[Recorded data]
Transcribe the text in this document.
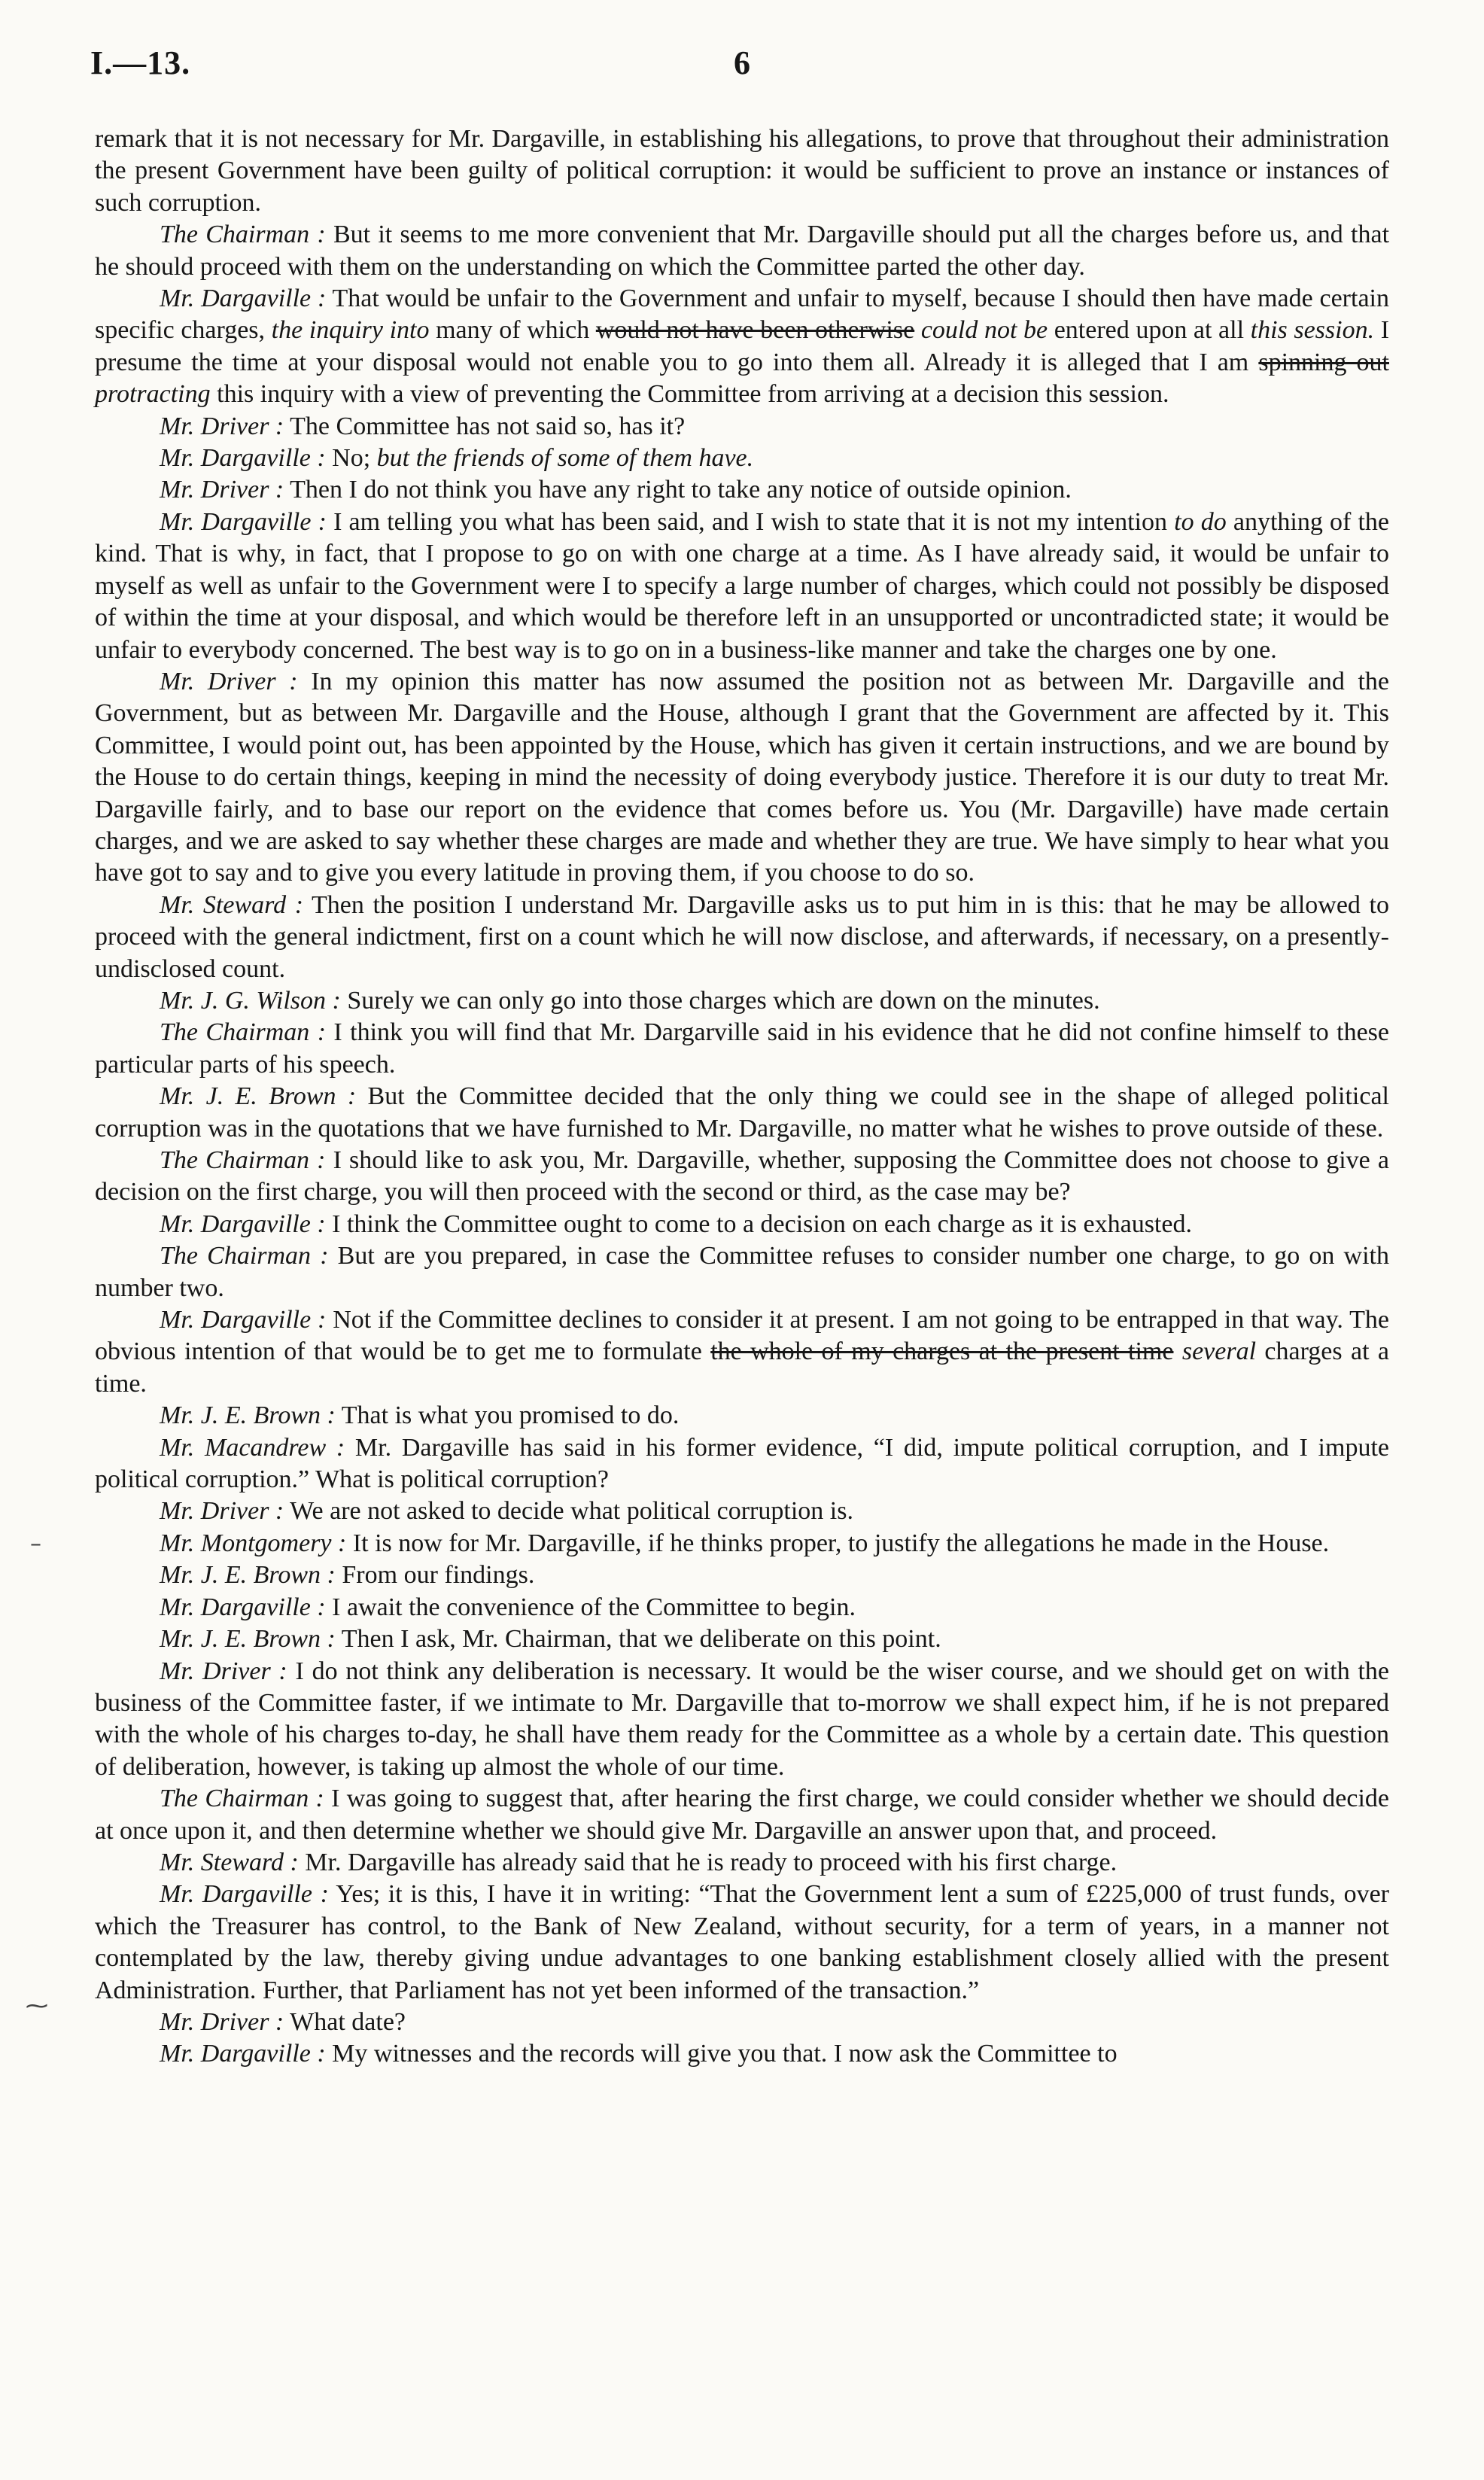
I.—13.	6
–
⁓

remark that it is not necessary for Mr. Dargaville, in establishing his allegations, to prove that throughout their administration the present Government have been guilty of political corruption: it would be sufficient to prove an instance or instances of such corruption.

The Chairman : But it seems to me more convenient that Mr. Dargaville should put all the charges before us, and that he should proceed with them on the understanding on which the Committee parted the other day.

Mr. Dargaville : That would be unfair to the Government and unfair to myself, because I should then have made certain specific charges, the inquiry into many of which would not have been otherwise could not be entered upon at all this session. I presume the time at your disposal would not enable you to go into them all. Already it is alleged that I am spinning out protracting this inquiry with a view of preventing the Committee from arriving at a decision this session.

Mr. Driver : The Committee has not said so, has it?

Mr. Dargaville : No; but the friends of some of them have.

Mr. Driver : Then I do not think you have any right to take any notice of outside opinion.

Mr. Dargaville : I am telling you what has been said, and I wish to state that it is not my intention to do anything of the kind. That is why, in fact, that I propose to go on with one charge at a time. As I have already said, it would be unfair to myself as well as unfair to the Government were I to specify a large number of charges, which could not possibly be disposed of within the time at your disposal, and which would be therefore left in an unsupported or uncontradicted state; it would be unfair to everybody concerned. The best way is to go on in a business-like manner and take the charges one by one.

Mr. Driver : In my opinion this matter has now assumed the position not as between Mr. Dargaville and the Government, but as between Mr. Dargaville and the House, although I grant that the Government are affected by it. This Committee, I would point out, has been appointed by the House, which has given it certain instructions, and we are bound by the House to do certain things, keeping in mind the necessity of doing everybody justice. Therefore it is our duty to treat Mr. Dargaville fairly, and to base our report on the evidence that comes before us. You (Mr. Dargaville) have made certain charges, and we are asked to say whether these charges are made and whether they are true. We have simply to hear what you have got to say and to give you every latitude in proving them, if you choose to do so.

Mr. Steward : Then the position I understand Mr. Dargaville asks us to put him in is this: that he may be allowed to proceed with the general indictment, first on a count which he will now disclose, and afterwards, if necessary, on a presently-undisclosed count.

Mr. J. G. Wilson : Surely we can only go into those charges which are down on the minutes.

The Chairman : I think you will find that Mr. Dargarville said in his evidence that he did not confine himself to these particular parts of his speech.

Mr. J. E. Brown : But the Committee decided that the only thing we could see in the shape of alleged political corruption was in the quotations that we have furnished to Mr. Dargaville, no matter what he wishes to prove outside of these.

The Chairman : I should like to ask you, Mr. Dargaville, whether, supposing the Committee does not choose to give a decision on the first charge, you will then proceed with the second or third, as the case may be?

Mr. Dargaville : I think the Committee ought to come to a decision on each charge as it is exhausted.

The Chairman : But are you prepared, in case the Committee refuses to consider number one charge, to go on with number two.

Mr. Dargaville : Not if the Committee declines to consider it at present. I am not going to be entrapped in that way. The obvious intention of that would be to get me to formulate the whole of my charges at the present time several charges at a time.

Mr. J. E. Brown : That is what you promised to do.

Mr. Macandrew : Mr. Dargaville has said in his former evidence, “I did, impute political corruption, and I impute political corruption.” What is political corruption?

Mr. Driver : We are not asked to decide what political corruption is.

Mr. Montgomery : It is now for Mr. Dargaville, if he thinks proper, to justify the allegations he made in the House.

Mr. J. E. Brown : From our findings.

Mr. Dargaville : I await the convenience of the Committee to begin.

Mr. J. E. Brown : Then I ask, Mr. Chairman, that we deliberate on this point.

Mr. Driver : I do not think any deliberation is necessary. It would be the wiser course, and we should get on with the business of the Committee faster, if we intimate to Mr. Dargaville that to-morrow we shall expect him, if he is not prepared with the whole of his charges to-day, he shall have them ready for the Committee as a whole by a certain date. This question of deliberation, however, is taking up almost the whole of our time.

The Chairman : I was going to suggest that, after hearing the first charge, we could consider whether we should decide at once upon it, and then determine whether we should give Mr. Dargaville an answer upon that, and proceed.

Mr. Steward : Mr. Dargaville has already said that he is ready to proceed with his first charge.

Mr. Dargaville : Yes; it is this, I have it in writing: “That the Government lent a sum of £225,000 of trust funds, over which the Treasurer has control, to the Bank of New Zealand, without security, for a term of years, in a manner not contemplated by the law, thereby giving undue advantages to one banking establishment closely allied with the present Administration. Further, that Parliament has not yet been informed of the transaction.”

Mr. Driver : What date?

Mr. Dargaville : My witnesses and the records will give you that. I now ask the Committee to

■ **Problem to solve**
Your task is to set down the records shown above exactly, minus any pictures.

■ **Right answer**
Transcribe the text in this document.
I.—13.	6
–
⁓

remark that it is not necessary for Mr. Dargaville, in establishing his allegations, to prove that throughout their administration the present Government have been guilty of political corruption: it would be sufficient to prove an instance or instances of such corruption.

The Chairman : But it seems to me more convenient that Mr. Dargaville should put all the charges before us, and that he should proceed with them on the understanding on which the Committee parted the other day.

Mr. Dargaville : That would be unfair to the Government and unfair to myself, because I should then have made certain specific charges, the inquiry into many of which would not have been otherwise could not be entered upon at all this session. I presume the time at your disposal would not enable you to go into them all. Already it is alleged that I am spinning out protracting this inquiry with a view of preventing the Committee from arriving at a decision this session.

Mr. Driver : The Committee has not said so, has it?

Mr. Dargaville : No; but the friends of some of them have.

Mr. Driver : Then I do not think you have any right to take any notice of outside opinion.

Mr. Dargaville : I am telling you what has been said, and I wish to state that it is not my intention to do anything of the kind. That is why, in fact, that I propose to go on with one charge at a time. As I have already said, it would be unfair to myself as well as unfair to the Government were I to specify a large number of charges, which could not possibly be disposed of within the time at your disposal, and which would be therefore left in an unsupported or uncontradicted state; it would be unfair to everybody concerned. The best way is to go on in a business-like manner and take the charges one by one.

Mr. Driver : In my opinion this matter has now assumed the position not as between Mr. Dargaville and the Government, but as between Mr. Dargaville and the House, although I grant that the Government are affected by it. This Committee, I would point out, has been appointed by the House, which has given it certain instructions, and we are bound by the House to do certain things, keeping in mind the necessity of doing everybody justice. Therefore it is our duty to treat Mr. Dargaville fairly, and to base our report on the evidence that comes before us. You (Mr. Dargaville) have made certain charges, and we are asked to say whether these charges are made and whether they are true. We have simply to hear what you have got to say and to give you every latitude in proving them, if you choose to do so.

Mr. Steward : Then the position I understand Mr. Dargaville asks us to put him in is this: that he may be allowed to proceed with the general indictment, first on a count which he will now disclose, and afterwards, if necessary, on a presently-undisclosed count.

Mr. J. G. Wilson : Surely we can only go into those charges which are down on the minutes.

The Chairman : I think you will find that Mr. Dargarville said in his evidence that he did not confine himself to these particular parts of his speech.

Mr. J. E. Brown : But the Committee decided that the only thing we could see in the shape of alleged political corruption was in the quotations that we have furnished to Mr. Dargaville, no matter what he wishes to prove outside of these.

The Chairman : I should like to ask you, Mr. Dargaville, whether, supposing the Committee does not choose to give a decision on the first charge, you will then proceed with the second or third, as the case may be?

Mr. Dargaville : I think the Committee ought to come to a decision on each charge as it is exhausted.

The Chairman : But are you prepared, in case the Committee refuses to consider number one charge, to go on with number two.

Mr. Dargaville : Not if the Committee declines to consider it at present. I am not going to be entrapped in that way. The obvious intention of that would be to get me to formulate the whole of my charges at the present time several charges at a time.

Mr. J. E. Brown : That is what you promised to do.

Mr. Macandrew : Mr. Dargaville has said in his former evidence, “I did, impute political corruption, and I impute political corruption.” What is political corruption?

Mr. Driver : We are not asked to decide what political corruption is.

Mr. Montgomery : It is now for Mr. Dargaville, if he thinks proper, to justify the allegations he made in the House.

Mr. J. E. Brown : From our findings.

Mr. Dargaville : I await the convenience of the Committee to begin.

Mr. J. E. Brown : Then I ask, Mr. Chairman, that we deliberate on this point.

Mr. Driver : I do not think any deliberation is necessary. It would be the wiser course, and we should get on with the business of the Committee faster, if we intimate to Mr. Dargaville that to-morrow we shall expect him, if he is not prepared with the whole of his charges to-day, he shall have them ready for the Committee as a whole by a certain date. This question of deliberation, however, is taking up almost the whole of our time.

The Chairman : I was going to suggest that, after hearing the first charge, we could consider whether we should decide at once upon it, and then determine whether we should give Mr. Dargaville an answer upon that, and proceed.

Mr. Steward : Mr. Dargaville has already said that he is ready to proceed with his first charge.

Mr. Dargaville : Yes; it is this, I have it in writing: “That the Government lent a sum of £225,000 of trust funds, over which the Treasurer has control, to the Bank of New Zealand, without security, for a term of years, in a manner not contemplated by the law, thereby giving undue advantages to one banking establishment closely allied with the present Administration. Further, that Parliament has not yet been informed of the transaction.”

Mr. Driver : What date?

Mr. Dargaville : My witnesses and the records will give you that. I now ask the Committee to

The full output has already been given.